**Short exercise:** Search the material below for the word "avec". Copy every line that has it.

**Provided records:**
## begin

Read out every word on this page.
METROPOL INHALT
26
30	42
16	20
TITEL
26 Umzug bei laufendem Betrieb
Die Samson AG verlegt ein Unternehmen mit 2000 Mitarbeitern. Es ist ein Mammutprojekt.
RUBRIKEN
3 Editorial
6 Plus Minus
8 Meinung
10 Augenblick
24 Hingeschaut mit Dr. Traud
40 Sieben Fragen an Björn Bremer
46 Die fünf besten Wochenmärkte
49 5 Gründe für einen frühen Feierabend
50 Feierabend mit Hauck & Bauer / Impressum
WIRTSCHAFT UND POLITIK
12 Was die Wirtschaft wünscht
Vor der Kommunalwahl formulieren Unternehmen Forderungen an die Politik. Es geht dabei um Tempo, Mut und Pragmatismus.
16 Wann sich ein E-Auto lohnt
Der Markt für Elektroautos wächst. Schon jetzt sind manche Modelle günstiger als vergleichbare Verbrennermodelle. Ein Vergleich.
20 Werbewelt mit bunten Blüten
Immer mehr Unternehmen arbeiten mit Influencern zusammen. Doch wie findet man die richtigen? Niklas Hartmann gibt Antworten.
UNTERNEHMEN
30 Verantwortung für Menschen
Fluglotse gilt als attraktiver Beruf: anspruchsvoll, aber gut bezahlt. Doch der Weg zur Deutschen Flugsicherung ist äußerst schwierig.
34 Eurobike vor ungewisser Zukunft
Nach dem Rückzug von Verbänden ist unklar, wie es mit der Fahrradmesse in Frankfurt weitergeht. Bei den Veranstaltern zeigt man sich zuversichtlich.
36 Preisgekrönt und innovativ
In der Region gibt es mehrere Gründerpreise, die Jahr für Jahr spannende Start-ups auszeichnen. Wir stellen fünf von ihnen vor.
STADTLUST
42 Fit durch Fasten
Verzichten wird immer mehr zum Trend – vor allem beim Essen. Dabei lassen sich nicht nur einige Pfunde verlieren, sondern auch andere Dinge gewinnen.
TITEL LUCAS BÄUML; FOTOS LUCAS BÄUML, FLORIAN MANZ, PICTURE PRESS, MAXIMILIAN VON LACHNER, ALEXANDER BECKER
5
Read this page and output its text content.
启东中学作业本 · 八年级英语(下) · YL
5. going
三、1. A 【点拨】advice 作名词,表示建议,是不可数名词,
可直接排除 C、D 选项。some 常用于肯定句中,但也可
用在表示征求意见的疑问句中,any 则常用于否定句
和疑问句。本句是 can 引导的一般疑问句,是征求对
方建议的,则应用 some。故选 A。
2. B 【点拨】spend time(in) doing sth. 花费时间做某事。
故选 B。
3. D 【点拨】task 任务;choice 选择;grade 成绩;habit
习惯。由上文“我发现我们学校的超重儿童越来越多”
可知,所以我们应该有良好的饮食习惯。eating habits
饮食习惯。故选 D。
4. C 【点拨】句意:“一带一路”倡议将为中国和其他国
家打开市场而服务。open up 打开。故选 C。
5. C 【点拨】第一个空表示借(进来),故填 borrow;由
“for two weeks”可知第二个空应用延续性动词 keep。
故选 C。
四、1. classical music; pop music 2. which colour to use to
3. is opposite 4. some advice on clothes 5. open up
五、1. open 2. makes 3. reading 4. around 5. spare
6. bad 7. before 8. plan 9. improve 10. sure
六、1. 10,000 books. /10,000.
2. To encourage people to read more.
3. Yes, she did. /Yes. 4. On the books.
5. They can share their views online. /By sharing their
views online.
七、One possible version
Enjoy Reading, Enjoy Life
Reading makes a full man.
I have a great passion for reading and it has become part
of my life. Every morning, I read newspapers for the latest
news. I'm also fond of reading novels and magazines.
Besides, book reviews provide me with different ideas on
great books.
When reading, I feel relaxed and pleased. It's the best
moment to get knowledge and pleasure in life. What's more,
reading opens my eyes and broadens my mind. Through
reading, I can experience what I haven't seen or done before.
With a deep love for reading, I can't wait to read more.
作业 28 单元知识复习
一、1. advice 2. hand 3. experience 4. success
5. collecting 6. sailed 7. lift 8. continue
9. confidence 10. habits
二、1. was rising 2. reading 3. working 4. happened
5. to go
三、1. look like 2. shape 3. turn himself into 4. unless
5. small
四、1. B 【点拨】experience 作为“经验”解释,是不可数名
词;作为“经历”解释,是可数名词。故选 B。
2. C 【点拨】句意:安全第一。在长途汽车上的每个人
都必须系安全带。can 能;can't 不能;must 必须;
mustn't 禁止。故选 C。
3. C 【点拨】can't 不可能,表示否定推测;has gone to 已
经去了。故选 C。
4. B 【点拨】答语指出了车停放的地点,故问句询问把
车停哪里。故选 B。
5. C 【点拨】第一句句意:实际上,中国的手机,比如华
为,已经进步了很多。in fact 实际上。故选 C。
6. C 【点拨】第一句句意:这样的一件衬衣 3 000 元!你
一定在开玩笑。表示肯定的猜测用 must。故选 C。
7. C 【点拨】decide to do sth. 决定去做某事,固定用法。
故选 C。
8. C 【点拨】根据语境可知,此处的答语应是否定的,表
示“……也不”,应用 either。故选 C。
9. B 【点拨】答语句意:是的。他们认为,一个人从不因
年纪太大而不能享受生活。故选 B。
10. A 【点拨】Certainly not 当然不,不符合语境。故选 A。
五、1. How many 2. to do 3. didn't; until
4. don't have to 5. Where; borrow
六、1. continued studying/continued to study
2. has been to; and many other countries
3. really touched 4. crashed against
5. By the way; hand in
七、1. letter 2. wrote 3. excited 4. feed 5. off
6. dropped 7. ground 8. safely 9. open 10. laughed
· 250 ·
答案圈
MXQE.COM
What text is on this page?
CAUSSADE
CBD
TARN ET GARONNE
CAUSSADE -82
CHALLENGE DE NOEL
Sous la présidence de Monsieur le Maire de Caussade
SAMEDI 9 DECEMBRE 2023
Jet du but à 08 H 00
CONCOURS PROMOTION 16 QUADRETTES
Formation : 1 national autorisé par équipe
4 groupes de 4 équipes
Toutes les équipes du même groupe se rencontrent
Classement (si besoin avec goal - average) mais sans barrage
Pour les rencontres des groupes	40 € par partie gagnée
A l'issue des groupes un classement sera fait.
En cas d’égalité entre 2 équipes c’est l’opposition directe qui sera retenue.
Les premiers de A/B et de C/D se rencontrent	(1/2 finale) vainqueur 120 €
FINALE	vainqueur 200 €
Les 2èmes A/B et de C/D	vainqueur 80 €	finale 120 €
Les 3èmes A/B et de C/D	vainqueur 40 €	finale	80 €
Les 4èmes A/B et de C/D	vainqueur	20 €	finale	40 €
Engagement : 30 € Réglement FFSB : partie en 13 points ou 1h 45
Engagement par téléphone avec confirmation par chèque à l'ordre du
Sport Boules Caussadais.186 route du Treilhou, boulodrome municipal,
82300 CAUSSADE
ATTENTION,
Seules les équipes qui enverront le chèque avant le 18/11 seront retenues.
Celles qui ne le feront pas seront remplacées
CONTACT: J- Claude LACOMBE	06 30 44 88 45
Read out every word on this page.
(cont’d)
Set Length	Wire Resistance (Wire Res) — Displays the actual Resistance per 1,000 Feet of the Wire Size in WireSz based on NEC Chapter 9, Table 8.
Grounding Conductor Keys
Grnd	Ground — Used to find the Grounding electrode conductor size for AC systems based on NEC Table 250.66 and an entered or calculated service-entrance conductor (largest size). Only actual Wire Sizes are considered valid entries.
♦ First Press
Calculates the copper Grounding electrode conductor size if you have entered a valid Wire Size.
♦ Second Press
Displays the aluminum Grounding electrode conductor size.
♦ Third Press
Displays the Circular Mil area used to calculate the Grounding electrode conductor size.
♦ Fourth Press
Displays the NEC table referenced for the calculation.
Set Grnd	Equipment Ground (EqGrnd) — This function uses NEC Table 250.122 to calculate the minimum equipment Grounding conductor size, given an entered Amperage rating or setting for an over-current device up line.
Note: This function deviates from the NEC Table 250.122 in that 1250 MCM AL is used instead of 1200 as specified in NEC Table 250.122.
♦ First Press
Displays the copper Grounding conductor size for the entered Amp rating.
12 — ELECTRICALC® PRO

## end

**Finished answer:**
Classement (si besoin avec goal - average) mais sans barrage
Engagement par téléphone avec confirmation par chèque à l'ordre du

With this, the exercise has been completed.